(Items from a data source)
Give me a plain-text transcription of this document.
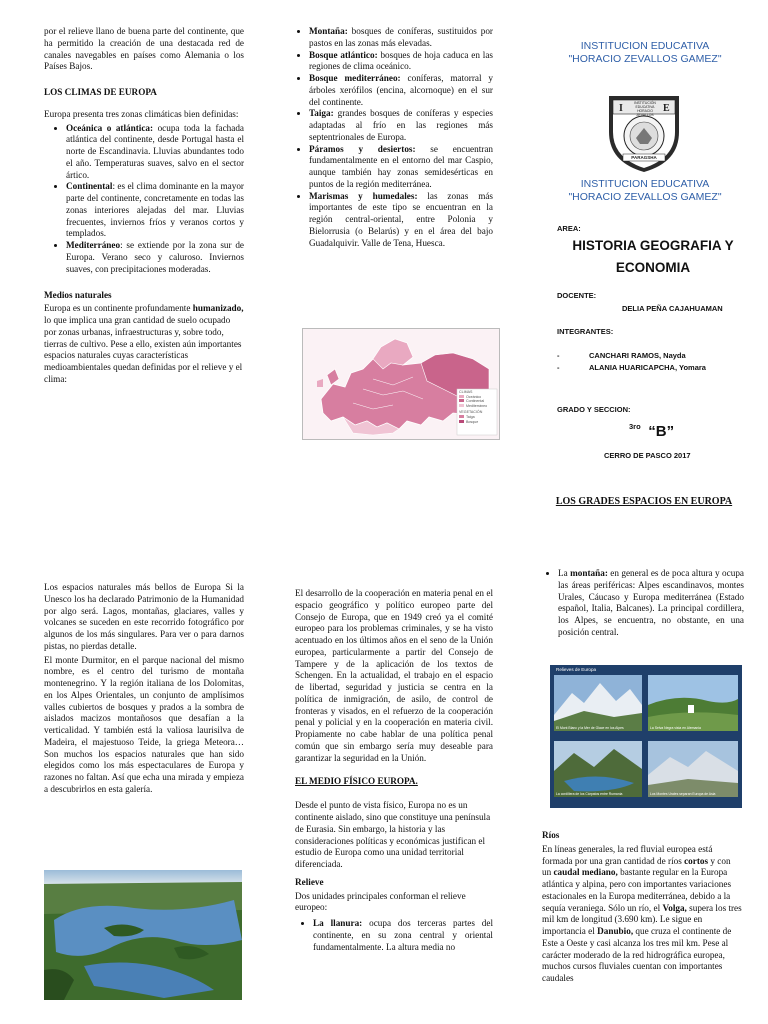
por el relieve llano de buena parte del continente, que ha permitido la creación de una destacada red de canales navegables en países como Alemania o los Países Bajos.

LOS CLIMAS DE EUROPA

Europa presenta tres zonas climáticas bien definidas:

• Oceánica o atlántica: ocupa toda la fachada atlántica del continente, desde Portugal hasta el norte de Escandinavia. Lluvias abundantes todo el año. Temperaturas suaves, salvo en el sector ártico.
• Continental: es el clima dominante en la mayor parte del continente, concretamente en todas las zonas interiores alejadas del mar. Lluvias frecuentes, inviernos fríos y veranos cortos y templados.
• Mediterráneo: se extiende por la zona sur de Europa. Verano seco y caluroso. Inviernos suaves, con precipitaciones moderadas.

Medios naturales

Europa es un continente profundamente humanizado, lo que implica una gran cantidad de suelo ocupado por zonas urbanas, infraestructuras y, sobre todo, tierras de cultivo. Pese a ello, existen aún importantes espacios naturales cuyas características medioambientales quedan definidas por el relieve y el clima:

• Montaña: bosques de coníferas, sustituidos por pastos en las zonas más elevadas.
• Bosque atlántico: bosques de hoja caduca en las regiones de clima oceánico.
• Bosque mediterráneo: coníferas, matorral y árboles xerófilos (encina, alcornoque) en el sur del continente.
• Taiga: grandes bosques de coníferas y especies adaptadas al frío en las regiones más septentrionales de Europa.
• Páramos y desiertos: se encuentran fundamentalmente en el entorno del mar Caspio, aunque también hay zonas semidesérticas en puntos de la región mediterránea.
• Marismas y humedales: las zonas más importantes de este tipo se encuentran en la región central-oriental, entre Polonia y Bielorrusia (o Belarús) y en el área del bajo Guadalquivir. Valle de Tena, Huesca.
CLIMAS
Oceánico
Continental
Mediterráneo
VEGETACIÓN
Taiga
Bosque
INSTITUCION EDUCATIVA
"HORACIO ZEVALLOS GAMEZ"
I	E
INSTITUCIÓN
EDUCATIVA
HORACIO
ZEVALLOS
PARAGSHA
INSTITUCION EDUCATIVA
"HORACIO ZEVALLOS GAMEZ"
AREA:
HISTORIA GEOGRAFIA Y
ECONOMIA
DOCENTE:
DELIA PEÑA CAJAHUAMAN
INTEGRANTES:
-	CANCHARI RAMOS, Nayda
-	ALANIA HUARICAPCHA, Yomara
GRADO Y SECCION:
$^{3ro}$ “B”
CERRO DE PASCO 2017
LOS GRADES ESPACIOS EN EUROPA

Los espacios naturales más bellos de Europa Si la Unesco los ha declarado Patrimonio de la Humanidad por algo será. Lagos, montañas, glaciares, valles y volcanes se suceden en este recorrido fotográfico por algunos de los más singulares. Para ver o para darnos pistas, no pierdas detalle.

El monte Durmitor, en el parque nacional del mismo nombre, es el centro del turismo de montaña montenegrino. Y la región italiana de los Dolomitas, en los Alpes Orientales, un conjunto de amplísimos valles cubiertos de bosques y prados a la sombra de aislados macizos montañosos que desafían a la verticalidad. Y también está la valiosa laurisilva de Madeira, el majestuoso Teide, la griega Meteora… Son muchos los espacios naturales que han sido elegidos como los más espectaculares de Europa y razones no faltan. Así que echa una mirada y empieza a descubrirlos en esta galería.

El desarrollo de la cooperación en materia penal en el espacio geográfico y político europeo parte del Consejo de Europa, que en 1949 creó ya el comité europeo para los problemas criminales, y se ha visto acentuado en los últimos años en el seno de la Unión europea, particularmente a partir del Consejo de Tampere y de la aplicación de los textos de Schengen. En la actualidad, el trabajo en el espacio de libertad, seguridad y justicia se centra en la política de inmigración, de asilo, de control de fronteras y visados, en el refuerzo de la cooperación penal y policial y en la cooperación en materia civil. Propiamente no cabe hablar de una política penal común que sin embargo sería muy deseable para garantizar la seguridad en la Unión.

EL MEDIO FÍSICO EUROPA.

Desde el punto de vista físico, Europa no es un continente aislado, sino que constituye una península de Eurasia. Sin embargo, la historia y las consideraciones políticas y económicas justifican el estudio de Europa como una unidad territorial diferenciada.

Relieve

Dos unidades principales conforman el relieve europeo:

• La llanura: ocupa dos terceras partes del continente, en su zona central y oriental fundamentalmente. La altura media no
• La montaña: en general es de poca altura y ocupa las áreas periféricas: Alpes escandinavos, montes Urales, Cáucaso y Europa mediterránea (Estado español, Italia, Balcanes). La principal cordillera, los Alpes, se encuentra, no obstante, en una posición central.
Relieves de Europa
El Mont Blanc y la Mer de Glace en los Alpes	La Selva Negra vista en Alemania
La cordillera de los Cárpatos entre Rumania	Los Montes Urales separan Europa de Asia

Ríos

En líneas generales, la red fluvial europea está formada por una gran cantidad de ríos cortos y con un caudal mediano, bastante regular en la Europa atlántica y alpina, pero con importantes variaciones estacionales en la Europa mediterránea, debido a la sequía veraniega. Sólo un río, el Volga, supera los tres mil km de longitud (3.690 km). Le sigue en importancia el Danubio, que cruza el continente de Este a Oeste y casi alcanza los tres mil km. Pese al carácter moderado de la red hidrográfica europea, muchos cursos fluviales cuentan con importantes caudales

Given problem: Pictures are excluded; copy every other part of the records exactly.

The completed task:
Give me a plain-text transcription of this document.
por el relieve llano de buena parte del continente, que ha permitido la creación de una destacada red de canales navegables en países como Alemania o los Países Bajos.

LOS CLIMAS DE EUROPA

Europa presenta tres zonas climáticas bien definidas:

• Oceánica o atlántica: ocupa toda la fachada atlántica del continente, desde Portugal hasta el norte de Escandinavia. Lluvias abundantes todo el año. Temperaturas suaves, salvo en el sector ártico.
• Continental: es el clima dominante en la mayor parte del continente, concretamente en todas las zonas interiores alejadas del mar. Lluvias frecuentes, inviernos fríos y veranos cortos y templados.
• Mediterráneo: se extiende por la zona sur de Europa. Verano seco y caluroso. Inviernos suaves, con precipitaciones moderadas.

Medios naturales

Europa es un continente profundamente humanizado, lo que implica una gran cantidad de suelo ocupado por zonas urbanas, infraestructuras y, sobre todo, tierras de cultivo. Pese a ello, existen aún importantes espacios naturales cuyas características medioambientales quedan definidas por el relieve y el clima:

• Montaña: bosques de coníferas, sustituidos por pastos en las zonas más elevadas.
• Bosque atlántico: bosques de hoja caduca en las regiones de clima oceánico.
• Bosque mediterráneo: coníferas, matorral y árboles xerófilos (encina, alcornoque) en el sur del continente.
• Taiga: grandes bosques de coníferas y especies adaptadas al frío en las regiones más septentrionales de Europa.
• Páramos y desiertos: se encuentran fundamentalmente en el entorno del mar Caspio, aunque también hay zonas semidesérticas en puntos de la región mediterránea.
• Marismas y humedales: las zonas más importantes de este tipo se encuentran en la región central-oriental, entre Polonia y Bielorrusia (o Belarús) y en el área del bajo Guadalquivir. Valle de Tena, Huesca.
CLIMAS
Oceánico
Continental
Mediterráneo
VEGETACIÓN
Taiga
Bosque
INSTITUCION EDUCATIVA
"HORACIO ZEVALLOS GAMEZ"
I	E
INSTITUCIÓN
EDUCATIVA
HORACIO
ZEVALLOS
PARAGSHA
INSTITUCION EDUCATIVA
"HORACIO ZEVALLOS GAMEZ"
AREA:
HISTORIA GEOGRAFIA Y
ECONOMIA
DOCENTE:
DELIA PEÑA CAJAHUAMAN
INTEGRANTES:
-	CANCHARI RAMOS, Nayda
-	ALANIA HUARICAPCHA, Yomara
GRADO Y SECCION:
$^{3ro}$ “B”
CERRO DE PASCO 2017
LOS GRADES ESPACIOS EN EUROPA

Los espacios naturales más bellos de Europa Si la Unesco los ha declarado Patrimonio de la Humanidad por algo será. Lagos, montañas, glaciares, valles y volcanes se suceden en este recorrido fotográfico por algunos de los más singulares. Para ver o para darnos pistas, no pierdas detalle.

El monte Durmitor, en el parque nacional del mismo nombre, es el centro del turismo de montaña montenegrino. Y la región italiana de los Dolomitas, en los Alpes Orientales, un conjunto de amplísimos valles cubiertos de bosques y prados a la sombra de aislados macizos montañosos que desafían a la verticalidad. Y también está la valiosa laurisilva de Madeira, el majestuoso Teide, la griega Meteora… Son muchos los espacios naturales que han sido elegidos como los más espectaculares de Europa y razones no faltan. Así que echa una mirada y empieza a descubrirlos en esta galería.

El desarrollo de la cooperación en materia penal en el espacio geográfico y político europeo parte del Consejo de Europa, que en 1949 creó ya el comité europeo para los problemas criminales, y se ha visto acentuado en los últimos años en el seno de la Unión europea, particularmente a partir del Consejo de Tampere y de la aplicación de los textos de Schengen. En la actualidad, el trabajo en el espacio de libertad, seguridad y justicia se centra en la política de inmigración, de asilo, de control de fronteras y visados, en el refuerzo de la cooperación penal y policial y en la cooperación en materia civil. Propiamente no cabe hablar de una política penal común que sin embargo sería muy deseable para garantizar la seguridad en la Unión.

EL MEDIO FÍSICO EUROPA.

Desde el punto de vista físico, Europa no es un continente aislado, sino que constituye una península de Eurasia. Sin embargo, la historia y las consideraciones políticas y económicas justifican el estudio de Europa como una unidad territorial diferenciada.

Relieve

Dos unidades principales conforman el relieve europeo:

• La llanura: ocupa dos terceras partes del continente, en su zona central y oriental fundamentalmente. La altura media no
• La montaña: en general es de poca altura y ocupa las áreas periféricas: Alpes escandinavos, montes Urales, Cáucaso y Europa mediterránea (Estado español, Italia, Balcanes). La principal cordillera, los Alpes, se encuentra, no obstante, en una posición central.
Relieves de Europa
El Mont Blanc y la Mer de Glace en los Alpes	La Selva Negra vista en Alemania
La cordillera de los Cárpatos entre Rumania	Los Montes Urales separan Europa de Asia

Ríos

En líneas generales, la red fluvial europea está formada por una gran cantidad de ríos cortos y con un caudal mediano, bastante regular en la Europa atlántica y alpina, pero con importantes variaciones estacionales en la Europa mediterránea, debido a la sequía veraniega. Sólo un río, el Volga, supera los tres mil km de longitud (3.690 km). Le sigue en importancia el Danubio, que cruza el continente de Este a Oeste y casi alcanza los tres mil km. Pese al carácter moderado de la red hidrográfica europea, muchos cursos fluviales cuentan con importantes caudales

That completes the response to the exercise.